- [WRITTEN EXERCISE] Below are some entries. Copy each line that holds the string "this".

— BEGIN DATA EXTRACT —

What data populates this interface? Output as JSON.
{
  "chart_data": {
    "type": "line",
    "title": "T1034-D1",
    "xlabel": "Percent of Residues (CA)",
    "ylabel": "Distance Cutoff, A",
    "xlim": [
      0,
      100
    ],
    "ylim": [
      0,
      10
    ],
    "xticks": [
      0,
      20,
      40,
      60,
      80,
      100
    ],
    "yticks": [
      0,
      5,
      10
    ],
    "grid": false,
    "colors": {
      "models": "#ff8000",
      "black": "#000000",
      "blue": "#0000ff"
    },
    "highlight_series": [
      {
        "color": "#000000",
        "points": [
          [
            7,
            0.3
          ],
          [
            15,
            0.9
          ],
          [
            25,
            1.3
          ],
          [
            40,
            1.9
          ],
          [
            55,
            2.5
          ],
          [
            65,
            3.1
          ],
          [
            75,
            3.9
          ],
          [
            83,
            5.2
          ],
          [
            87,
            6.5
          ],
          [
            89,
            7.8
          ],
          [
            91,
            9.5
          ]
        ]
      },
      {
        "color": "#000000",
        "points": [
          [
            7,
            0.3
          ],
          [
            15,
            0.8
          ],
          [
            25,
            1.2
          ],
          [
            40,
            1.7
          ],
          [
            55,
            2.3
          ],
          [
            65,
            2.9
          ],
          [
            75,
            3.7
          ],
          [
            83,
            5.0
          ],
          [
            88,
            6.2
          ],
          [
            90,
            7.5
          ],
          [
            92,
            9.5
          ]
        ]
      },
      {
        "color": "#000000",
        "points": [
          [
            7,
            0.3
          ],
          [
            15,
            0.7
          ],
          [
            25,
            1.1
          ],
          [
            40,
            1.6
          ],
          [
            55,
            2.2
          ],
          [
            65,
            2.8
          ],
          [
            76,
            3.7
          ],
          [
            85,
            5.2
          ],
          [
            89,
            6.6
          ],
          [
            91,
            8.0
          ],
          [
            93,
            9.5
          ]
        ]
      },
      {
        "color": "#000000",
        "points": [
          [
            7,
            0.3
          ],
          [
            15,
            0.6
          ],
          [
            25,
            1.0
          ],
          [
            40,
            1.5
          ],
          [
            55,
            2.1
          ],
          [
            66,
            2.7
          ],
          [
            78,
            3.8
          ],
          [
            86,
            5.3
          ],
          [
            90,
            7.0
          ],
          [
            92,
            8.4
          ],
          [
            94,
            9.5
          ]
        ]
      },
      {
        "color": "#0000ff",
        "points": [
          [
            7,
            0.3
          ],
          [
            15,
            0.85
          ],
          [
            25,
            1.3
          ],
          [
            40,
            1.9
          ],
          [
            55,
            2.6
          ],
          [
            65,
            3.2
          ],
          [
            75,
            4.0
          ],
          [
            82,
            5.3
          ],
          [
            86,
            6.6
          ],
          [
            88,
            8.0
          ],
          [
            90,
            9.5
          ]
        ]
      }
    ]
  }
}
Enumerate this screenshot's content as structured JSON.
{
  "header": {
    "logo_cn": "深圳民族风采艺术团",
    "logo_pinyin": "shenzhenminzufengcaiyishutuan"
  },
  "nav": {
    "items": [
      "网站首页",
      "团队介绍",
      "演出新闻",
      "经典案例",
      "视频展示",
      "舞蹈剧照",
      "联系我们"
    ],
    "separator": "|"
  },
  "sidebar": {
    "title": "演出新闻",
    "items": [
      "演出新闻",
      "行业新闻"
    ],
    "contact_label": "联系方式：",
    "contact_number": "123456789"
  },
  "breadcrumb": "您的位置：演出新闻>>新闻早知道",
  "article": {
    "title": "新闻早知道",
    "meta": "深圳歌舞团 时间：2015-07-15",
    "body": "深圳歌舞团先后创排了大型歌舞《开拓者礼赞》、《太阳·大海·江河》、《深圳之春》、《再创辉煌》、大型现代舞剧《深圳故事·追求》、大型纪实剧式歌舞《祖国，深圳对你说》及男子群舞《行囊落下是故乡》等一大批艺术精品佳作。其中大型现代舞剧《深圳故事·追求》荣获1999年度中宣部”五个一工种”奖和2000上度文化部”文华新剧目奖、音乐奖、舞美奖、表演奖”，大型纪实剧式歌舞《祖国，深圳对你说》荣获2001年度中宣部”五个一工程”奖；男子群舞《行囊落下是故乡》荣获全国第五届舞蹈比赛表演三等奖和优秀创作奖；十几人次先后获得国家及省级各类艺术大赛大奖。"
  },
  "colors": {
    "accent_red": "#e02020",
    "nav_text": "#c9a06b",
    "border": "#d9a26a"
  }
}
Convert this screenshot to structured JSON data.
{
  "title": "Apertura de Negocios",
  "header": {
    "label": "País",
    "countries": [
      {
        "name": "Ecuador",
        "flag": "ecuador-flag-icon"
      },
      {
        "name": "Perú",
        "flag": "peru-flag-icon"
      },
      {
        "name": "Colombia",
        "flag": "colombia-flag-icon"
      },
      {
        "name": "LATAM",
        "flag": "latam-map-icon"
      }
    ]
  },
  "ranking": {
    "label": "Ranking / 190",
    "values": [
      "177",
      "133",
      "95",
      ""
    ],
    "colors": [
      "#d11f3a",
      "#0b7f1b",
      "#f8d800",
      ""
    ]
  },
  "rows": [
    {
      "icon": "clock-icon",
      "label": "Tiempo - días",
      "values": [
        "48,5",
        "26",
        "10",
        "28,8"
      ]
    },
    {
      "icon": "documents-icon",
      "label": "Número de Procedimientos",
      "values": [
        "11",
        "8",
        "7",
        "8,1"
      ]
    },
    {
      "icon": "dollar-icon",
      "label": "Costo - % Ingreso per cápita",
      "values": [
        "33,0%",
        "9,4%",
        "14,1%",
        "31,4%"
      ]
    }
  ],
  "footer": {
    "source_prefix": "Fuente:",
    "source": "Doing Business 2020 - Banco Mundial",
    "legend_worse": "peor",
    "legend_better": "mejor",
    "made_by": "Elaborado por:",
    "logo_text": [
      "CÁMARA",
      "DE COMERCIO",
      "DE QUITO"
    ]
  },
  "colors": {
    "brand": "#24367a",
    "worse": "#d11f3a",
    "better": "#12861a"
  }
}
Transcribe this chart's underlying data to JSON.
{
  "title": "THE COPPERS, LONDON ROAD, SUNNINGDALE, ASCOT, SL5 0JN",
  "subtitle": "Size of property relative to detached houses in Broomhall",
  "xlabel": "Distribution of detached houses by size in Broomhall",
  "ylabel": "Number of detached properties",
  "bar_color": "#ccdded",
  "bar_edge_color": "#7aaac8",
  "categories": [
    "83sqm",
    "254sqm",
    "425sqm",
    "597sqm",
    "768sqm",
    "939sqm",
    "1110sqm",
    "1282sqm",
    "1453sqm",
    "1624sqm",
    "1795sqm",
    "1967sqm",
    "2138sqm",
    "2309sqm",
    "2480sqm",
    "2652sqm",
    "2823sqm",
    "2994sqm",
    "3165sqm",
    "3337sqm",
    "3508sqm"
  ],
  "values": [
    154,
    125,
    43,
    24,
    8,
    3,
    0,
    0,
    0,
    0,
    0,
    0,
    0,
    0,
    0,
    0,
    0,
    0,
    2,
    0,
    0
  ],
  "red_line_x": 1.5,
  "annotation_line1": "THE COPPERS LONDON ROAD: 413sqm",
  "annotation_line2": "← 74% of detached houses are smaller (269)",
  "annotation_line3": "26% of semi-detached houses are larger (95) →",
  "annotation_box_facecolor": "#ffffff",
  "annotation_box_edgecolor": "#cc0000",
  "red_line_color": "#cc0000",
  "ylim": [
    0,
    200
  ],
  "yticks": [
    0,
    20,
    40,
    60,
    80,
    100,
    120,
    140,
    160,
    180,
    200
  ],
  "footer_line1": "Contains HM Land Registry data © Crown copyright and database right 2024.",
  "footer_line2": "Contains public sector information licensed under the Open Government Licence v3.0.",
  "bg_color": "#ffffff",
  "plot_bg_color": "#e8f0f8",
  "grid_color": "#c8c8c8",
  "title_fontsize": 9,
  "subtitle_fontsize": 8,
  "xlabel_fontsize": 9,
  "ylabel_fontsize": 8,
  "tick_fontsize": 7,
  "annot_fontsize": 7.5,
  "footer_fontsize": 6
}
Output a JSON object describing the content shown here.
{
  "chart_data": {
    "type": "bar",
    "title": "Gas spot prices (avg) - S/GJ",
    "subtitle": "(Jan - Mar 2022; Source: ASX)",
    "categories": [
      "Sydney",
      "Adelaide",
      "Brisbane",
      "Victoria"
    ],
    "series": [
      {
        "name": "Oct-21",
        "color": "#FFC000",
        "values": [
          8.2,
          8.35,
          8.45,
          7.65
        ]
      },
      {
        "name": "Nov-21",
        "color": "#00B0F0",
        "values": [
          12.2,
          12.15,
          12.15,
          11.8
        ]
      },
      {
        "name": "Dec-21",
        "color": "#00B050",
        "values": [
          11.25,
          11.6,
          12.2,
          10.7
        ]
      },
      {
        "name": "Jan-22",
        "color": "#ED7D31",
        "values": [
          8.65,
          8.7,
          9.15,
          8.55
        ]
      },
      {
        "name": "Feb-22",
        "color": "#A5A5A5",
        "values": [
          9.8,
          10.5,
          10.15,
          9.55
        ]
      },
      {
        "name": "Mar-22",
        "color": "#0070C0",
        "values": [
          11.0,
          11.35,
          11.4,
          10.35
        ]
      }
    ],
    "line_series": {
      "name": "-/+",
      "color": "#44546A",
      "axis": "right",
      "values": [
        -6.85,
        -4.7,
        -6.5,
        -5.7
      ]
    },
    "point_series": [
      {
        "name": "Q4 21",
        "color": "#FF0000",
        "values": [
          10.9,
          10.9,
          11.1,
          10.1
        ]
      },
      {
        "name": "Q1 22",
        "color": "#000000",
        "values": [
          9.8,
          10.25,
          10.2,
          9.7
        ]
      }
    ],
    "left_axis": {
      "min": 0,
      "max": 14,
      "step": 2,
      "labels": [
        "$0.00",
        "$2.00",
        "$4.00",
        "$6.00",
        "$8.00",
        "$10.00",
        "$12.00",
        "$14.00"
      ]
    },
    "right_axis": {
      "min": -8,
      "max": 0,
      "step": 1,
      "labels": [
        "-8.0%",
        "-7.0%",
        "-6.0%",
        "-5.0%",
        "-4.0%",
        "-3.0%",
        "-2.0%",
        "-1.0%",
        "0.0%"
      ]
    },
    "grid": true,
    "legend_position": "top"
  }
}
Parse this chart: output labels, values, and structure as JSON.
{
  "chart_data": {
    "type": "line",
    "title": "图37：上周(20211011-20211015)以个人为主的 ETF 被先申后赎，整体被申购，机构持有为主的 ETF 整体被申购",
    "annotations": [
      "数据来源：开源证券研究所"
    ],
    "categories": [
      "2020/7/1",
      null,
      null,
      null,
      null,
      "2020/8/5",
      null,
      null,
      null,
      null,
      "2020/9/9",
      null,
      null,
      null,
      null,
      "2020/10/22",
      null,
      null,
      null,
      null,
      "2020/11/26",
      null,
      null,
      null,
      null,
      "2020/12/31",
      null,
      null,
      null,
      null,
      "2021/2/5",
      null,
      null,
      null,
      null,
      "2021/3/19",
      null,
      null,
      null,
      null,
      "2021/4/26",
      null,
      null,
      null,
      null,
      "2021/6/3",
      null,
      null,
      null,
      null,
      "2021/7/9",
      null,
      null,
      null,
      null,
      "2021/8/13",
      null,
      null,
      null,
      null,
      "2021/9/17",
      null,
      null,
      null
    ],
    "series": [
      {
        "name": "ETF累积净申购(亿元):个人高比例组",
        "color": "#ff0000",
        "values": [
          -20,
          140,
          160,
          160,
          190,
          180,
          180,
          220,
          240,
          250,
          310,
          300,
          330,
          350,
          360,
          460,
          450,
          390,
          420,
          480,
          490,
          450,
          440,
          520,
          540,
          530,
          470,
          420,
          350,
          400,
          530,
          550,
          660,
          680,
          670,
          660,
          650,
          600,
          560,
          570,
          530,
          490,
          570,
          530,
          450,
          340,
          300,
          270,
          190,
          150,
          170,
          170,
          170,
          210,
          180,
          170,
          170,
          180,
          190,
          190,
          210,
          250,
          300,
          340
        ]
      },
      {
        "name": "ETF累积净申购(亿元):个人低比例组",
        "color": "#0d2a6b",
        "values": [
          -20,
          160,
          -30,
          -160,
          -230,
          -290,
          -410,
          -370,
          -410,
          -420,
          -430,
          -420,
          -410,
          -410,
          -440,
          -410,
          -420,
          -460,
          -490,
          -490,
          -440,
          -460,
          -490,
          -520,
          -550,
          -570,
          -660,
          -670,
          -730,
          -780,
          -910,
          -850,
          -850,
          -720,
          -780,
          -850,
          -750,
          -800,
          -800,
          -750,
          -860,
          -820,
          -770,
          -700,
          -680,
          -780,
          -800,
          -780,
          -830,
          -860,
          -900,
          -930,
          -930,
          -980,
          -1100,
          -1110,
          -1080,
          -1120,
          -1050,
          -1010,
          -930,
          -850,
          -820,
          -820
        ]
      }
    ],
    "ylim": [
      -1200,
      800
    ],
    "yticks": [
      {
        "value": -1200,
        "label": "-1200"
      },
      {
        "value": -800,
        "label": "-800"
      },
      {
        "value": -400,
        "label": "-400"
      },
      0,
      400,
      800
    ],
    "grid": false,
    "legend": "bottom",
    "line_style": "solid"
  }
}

— END DATA EXTRACT —

- [THE SOLUTION]
What data populates this interface? Output as JSON.
Enumerate this screenshot's content as structured JSON.
Convert this screenshot to structured JSON data.
Transcribe this chart's underlying data to JSON.
Parse this chart: output labels, values, and structure as JSON.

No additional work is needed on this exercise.